>> START Task data

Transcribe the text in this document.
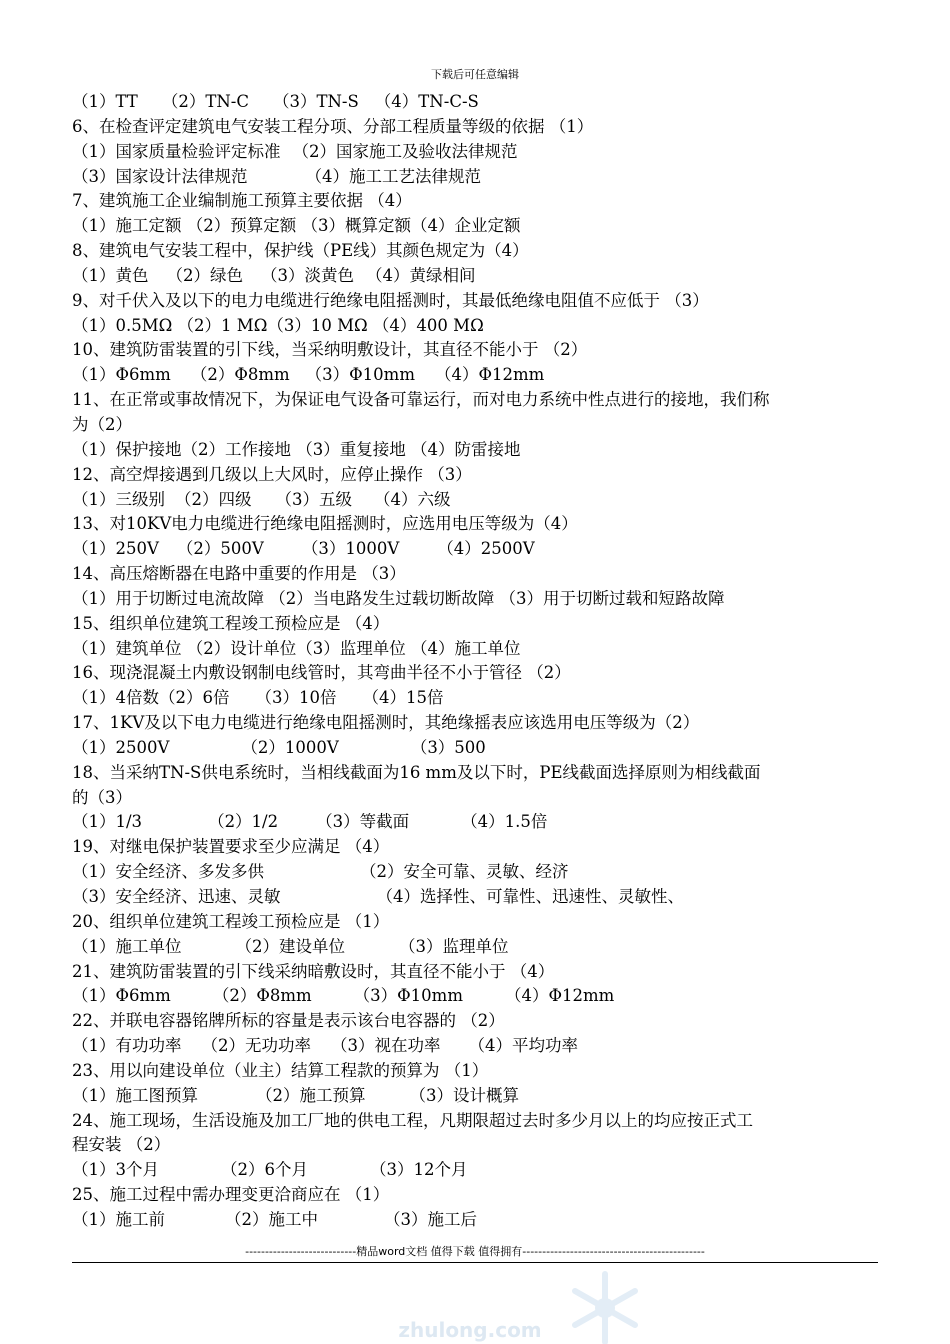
下载后可任意编辑
（1）TT （2）TN-C （3）TN-S （4）TN-C-S
6、在检查评定建筑电气安装工程分项、分部工程质量等级的依据 （1）
（1）国家质量检验评定标准 （2）国家施工及验收法律规范
（3）国家设计法律规范	（4）施工工艺法律规范
7、建筑施工企业编制施工预算主要依据 （4）
（1）施工定额 （2）预算定额 （3）概算定额（4）企业定额
8、建筑电气安装工程中，保护线（PE线）其颜色规定为（4）
（1）黄色 （2）绿色 （3）淡黄色 （4）黄绿相间
9、对千伏入及以下的电力电缆进行绝缘电阻摇测时，其最低绝缘电阻值不应低于 （3）
（1）0.5MΩ （2）1 MΩ（3）10 MΩ （4）400 MΩ
10、建筑防雷装置的引下线，当采纳明敷设计，其直径不能小于 （2）
（1）Φ6mm （2）Φ8mm （3）Φ10mm （4）Φ12mm
11、在正常或事故情况下，为保证电气设备可靠运行，而对电力系统中性点进行的接地，我们称
为（2）
（1）保护接地（2）工作接地 （3）重复接地 （4）防雷接地
12、高空焊接遇到几级以上大风时，应停止操作 （3）
（1）三级别 （2）四级 （3）五级 （4）六级
13、对10KV电力电缆进行绝缘电阻摇测时，应选用电压等级为（4）
（1）250V （2）500V （3）1000V （4）2500V
14、高压熔断器在电路中重要的作用是 （3）
（1）用于切断过电流故障 （2）当电路发生过载切断故障 （3）用于切断过载和短路故障
15、组织单位建筑工程竣工预检应是 （4）
（1）建筑单位 （2）设计单位（3）监理单位 （4）施工单位
16、现浇混凝土内敷设钢制电线管时，其弯曲半径不小于管径 （2）
（1）4倍数（2）6倍 （3）10倍 （4）15倍
17、1KV及以下电力电缆进行绝缘电阻摇测时，其绝缘摇表应该选用电压等级为（2）
（1）2500V	（2）1000V	（3）500
18、当采纳TN-S供电系统时，当相线截面为16 mm及以下时，PE线截面选择原则为相线截面
的（3）
（1）1/3	（2）1/2 （3）等截面	（4）1.5倍
19、对继电保护装置要求至少应满足 （4）
（1）安全经济、多发多供	（2）安全可靠、灵敏、经济
（3）安全经济、迅速、灵敏	（4）选择性、可靠性、迅速性、灵敏性、
20、组织单位建筑工程竣工预检应是 （1）
（1）施工单位	（2）建设单位	（3）监理单位
21、建筑防雷装置的引下线采纳暗敷设时，其直径不能小于 （4）
（1）Φ6mm	（2）Φ8mm	（3）Φ10mm	（4）Φ12mm
22、并联电容器铭牌所标的容量是表示该台电容器的 （2）
（1）有功功率 （2）无功功率 （3）视在功率 （4）平均功率
23、用以向建设单位（业主）结算工程款的预算为 （1）
（1）施工图预算	（2）施工预算	（3）设计概算
24、施工现场，生活设施及加工厂地的供电工程，凡期限超过去时多少月以上的均应按正式工
程安装 （2）
（1）3个月	（2）6个月	（3）12个月
25、施工过程中需办理变更洽商应在 （1）
（1）施工前	（2）施工中	（3）施工后
----------------------------精品word文档 值得下载 值得拥有----------------------------------------------
zhulong.com
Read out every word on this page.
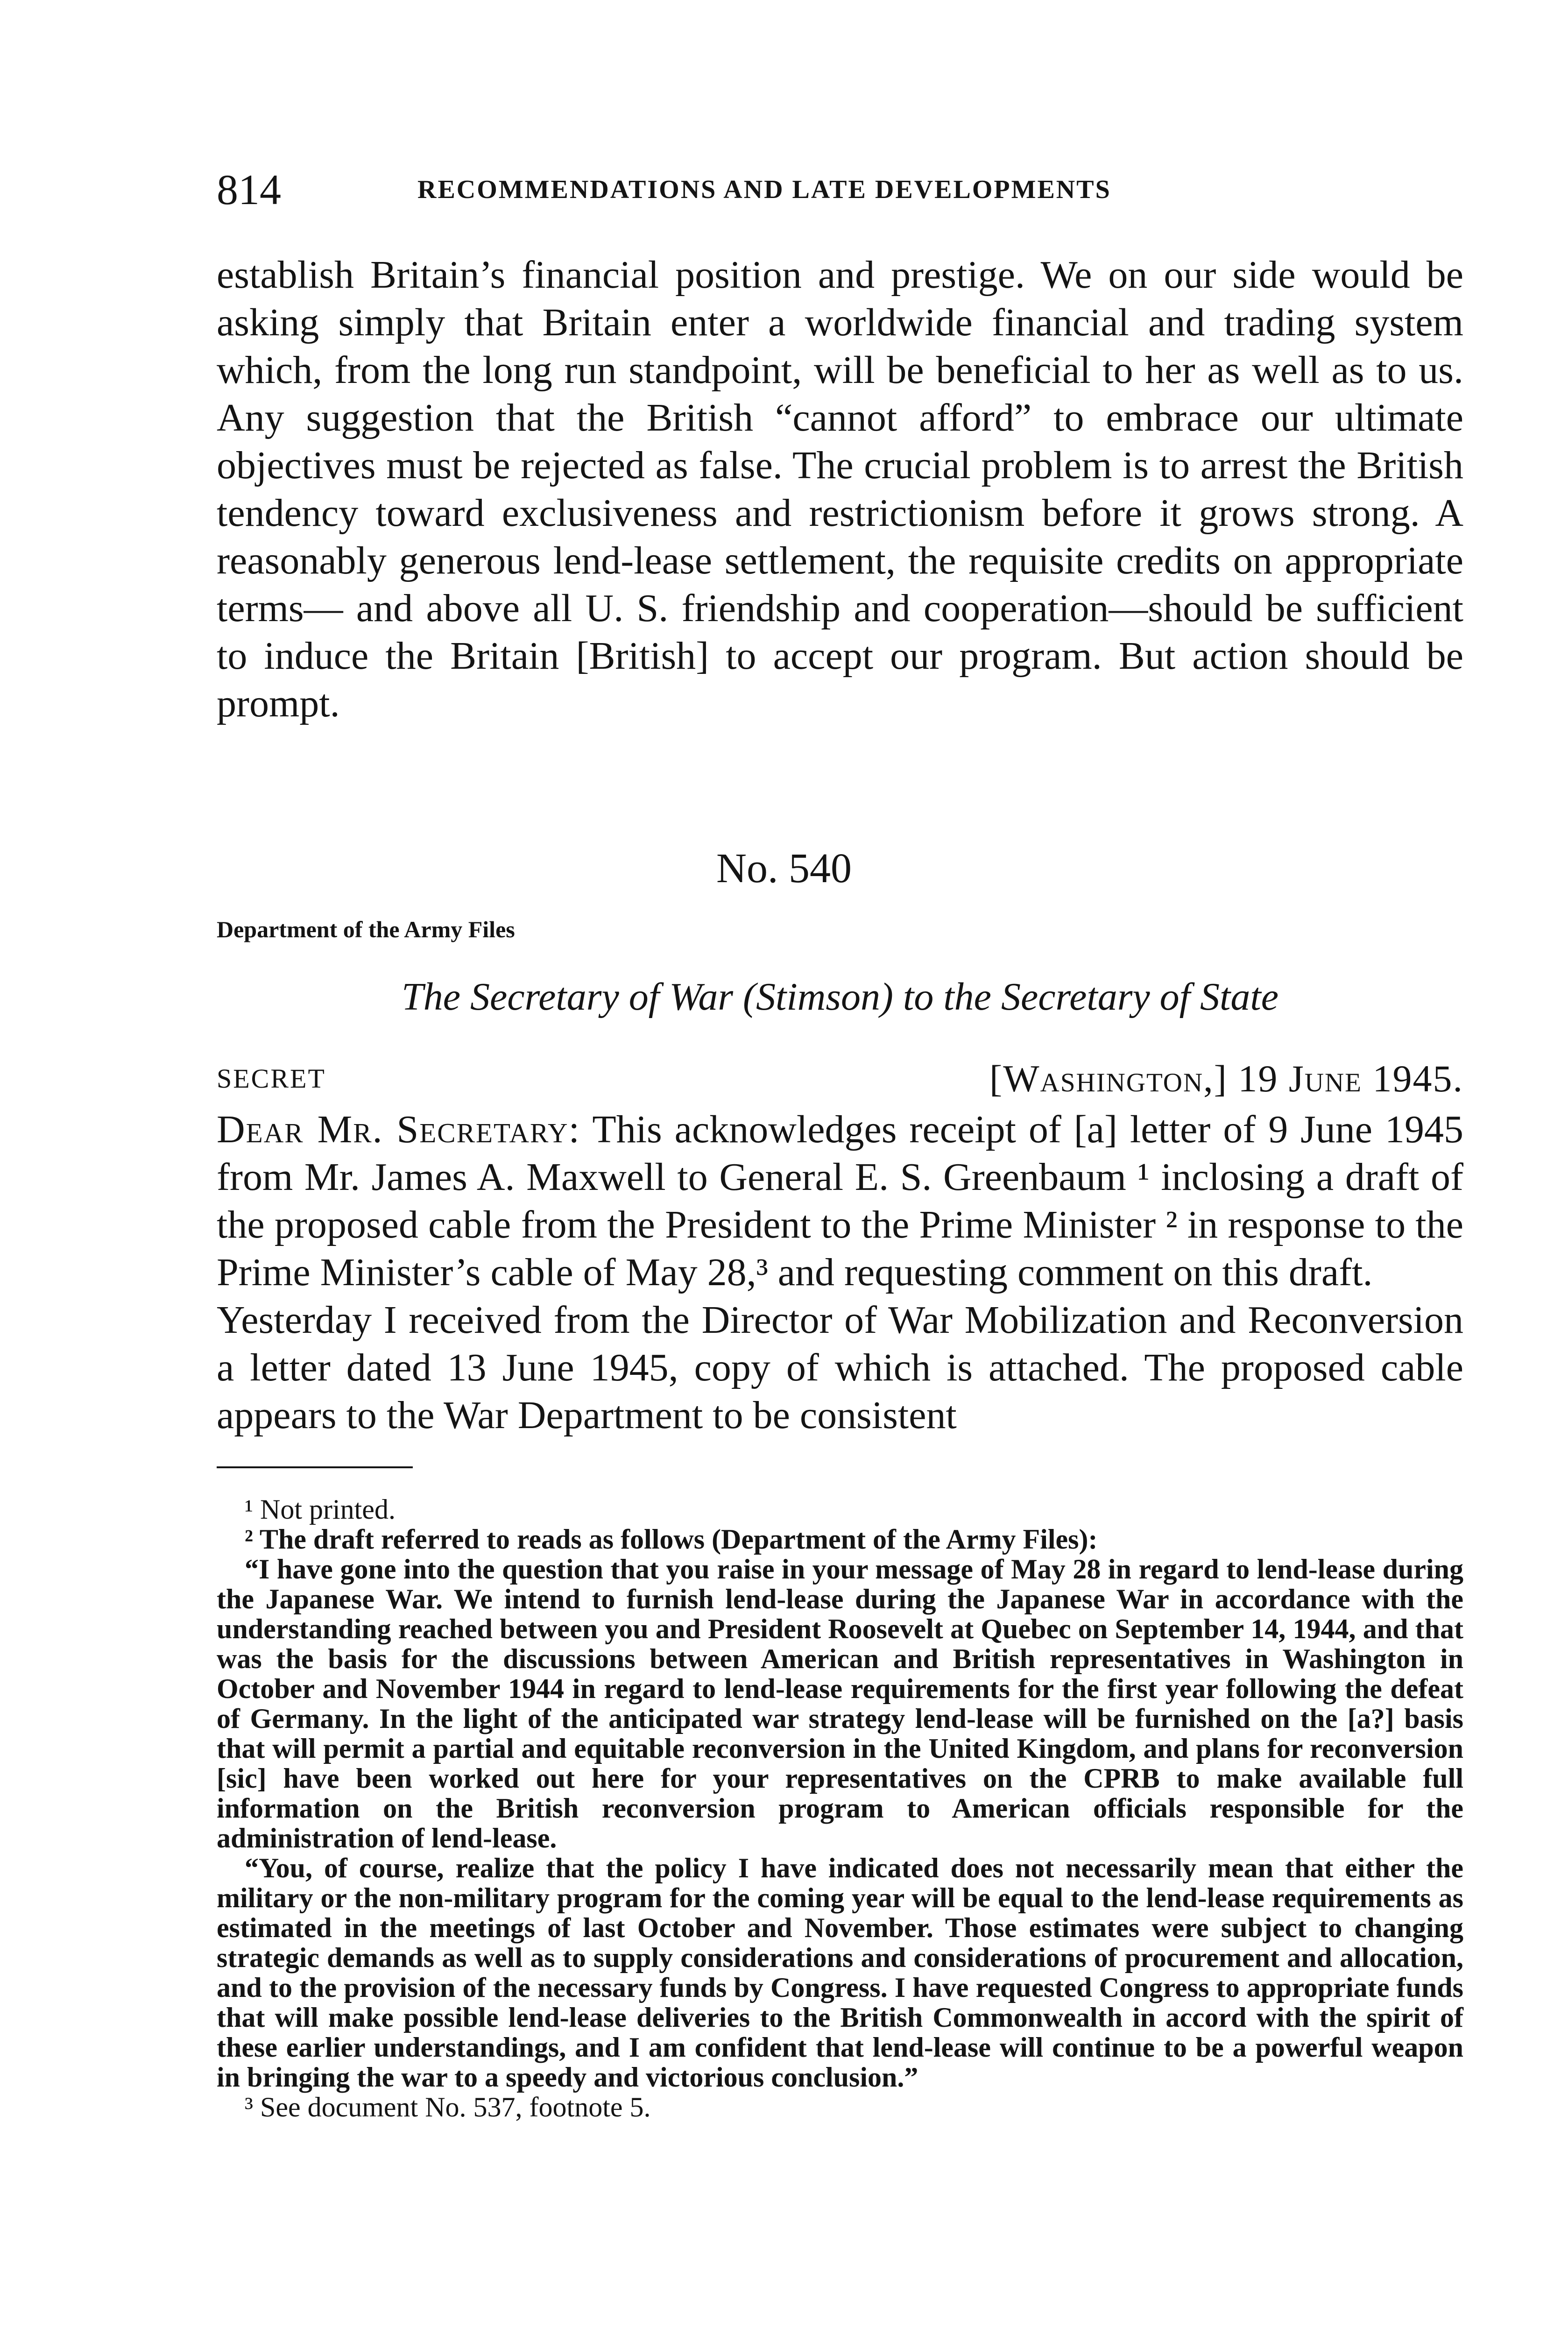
814	RECOMMENDATIONS AND LATE DEVELOPMENTS

establish Britain’s financial position and prestige. We on our side would be asking simply that Britain enter a worldwide financial and trading system which, from the long run standpoint, will be beneficial to her as well as to us. Any suggestion that the British “cannot afford” to embrace our ultimate objectives must be rejected as false. The crucial problem is to arrest the British tendency toward exclusiveness and restrictionism before it grows strong. A reasonably generous lend-lease settlement, the requisite credits on appropriate terms— and above all U. S. friendship and cooperation—should be sufficient to induce the Britain [British] to accept our program. But action should be prompt.

No. 540
Department of the Army Files
The Secretary of War (Stimson) to the Secretary of State
SECRET	[Washington,] 19 June 1945.

Dear Mr. Secretary: This acknowledges receipt of [a] letter of 9 June 1945 from Mr. James A. Maxwell to General E. S. Greenbaum ¹ inclosing a draft of the proposed cable from the President to the Prime Minister ² in response to the Prime Minister’s cable of May 28,³ and requesting comment on this draft.

Yesterday I received from the Director of War Mobilization and Reconversion a letter dated 13 June 1945, copy of which is attached. The proposed cable appears to the War Department to be consistent

¹ Not printed.

² The draft referred to reads as follows (Department of the Army Files):

“I have gone into the question that you raise in your message of May 28 in regard to lend-lease during the Japanese War. We intend to furnish lend-lease during the Japanese War in accordance with the understanding reached between you and President Roosevelt at Quebec on September 14, 1944, and that was the basis for the discussions between American and British representatives in Washington in October and November 1944 in regard to lend-lease requirements for the first year following the defeat of Germany. In the light of the anticipated war strategy lend-lease will be furnished on the [a?] basis that will permit a partial and equitable reconversion in the United Kingdom, and plans for reconversion [sic] have been worked out here for your representatives on the CPRB to make available full information on the British reconversion program to American officials responsible for the administration of lend-lease.

“You, of course, realize that the policy I have indicated does not necessarily mean that either the military or the non-military program for the coming year will be equal to the lend-lease requirements as estimated in the meetings of last October and November. Those estimates were subject to changing strategic demands as well as to supply considerations and considerations of procurement and allocation, and to the provision of the necessary funds by Congress. I have requested Congress to appropriate funds that will make possible lend-lease deliveries to the British Commonwealth in accord with the spirit of these earlier understandings, and I am confident that lend-lease will continue to be a powerful weapon in bringing the war to a speedy and victorious conclusion.”

³ See document No. 537, footnote 5.
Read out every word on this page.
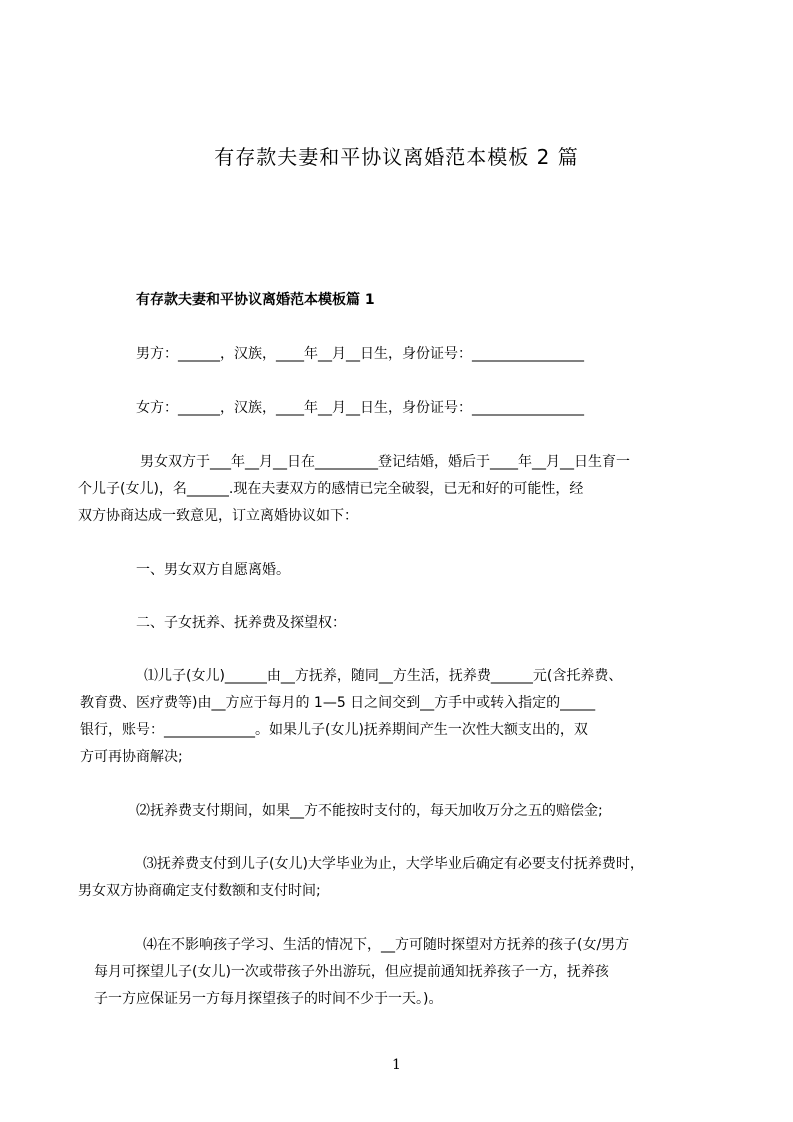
有存款夫妻和平协议离婚范本模板 2 篇
有存款夫妻和平协议离婚范本模板篇 1
男方：______，汉族，____年__月__日生，身份证号：________________
女方：______，汉族，____年__月__日生，身份证号：________________
男女双方于___年__月__日在_________登记结婚，婚后于____年__月__日生育一
个儿子(女儿)，名______.现在夫妻双方的感情已完全破裂，已无和好的可能性，经
双方协商达成一致意见，订立离婚协议如下：
一、男女双方自愿离婚。
二、子女抚养、抚养费及探望权：
⑴儿子(女儿)______由__方抚养，随同__方生活，抚养费______元(含托养费、
教育费、医疗费等)由__方应于每月的 1—5 日之间交到__方手中或转入指定的_____
银行，账号：_____________。如果儿子(女儿)抚养期间产生一次性大额支出的，双
方可再协商解决;
⑵抚养费支付期间，如果__方不能按时支付的，每天加收万分之五的赔偿金;
⑶抚养费支付到儿子(女儿)大学毕业为止，大学毕业后确定有必要支付抚养费时，
男女双方协商确定支付数额和支付时间;
⑷在不影响孩子学习、生活的情况下，__方可随时探望对方抚养的孩子(女/男方
每月可探望儿子(女儿)一次或带孩子外出游玩，但应提前通知抚养孩子一方，抚养孩
子一方应保证另一方每月探望孩子的时间不少于一天。)。
1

>> END Task data

### Problem to solve:
Find all lines with "其直径不能小于" in them and copy each one.

### Task output:
10、建筑防雷装置的引下线，当采纳明敷设计，其直径不能小于 （2）
21、建筑防雷装置的引下线采纳暗敷设时，其直径不能小于 （4）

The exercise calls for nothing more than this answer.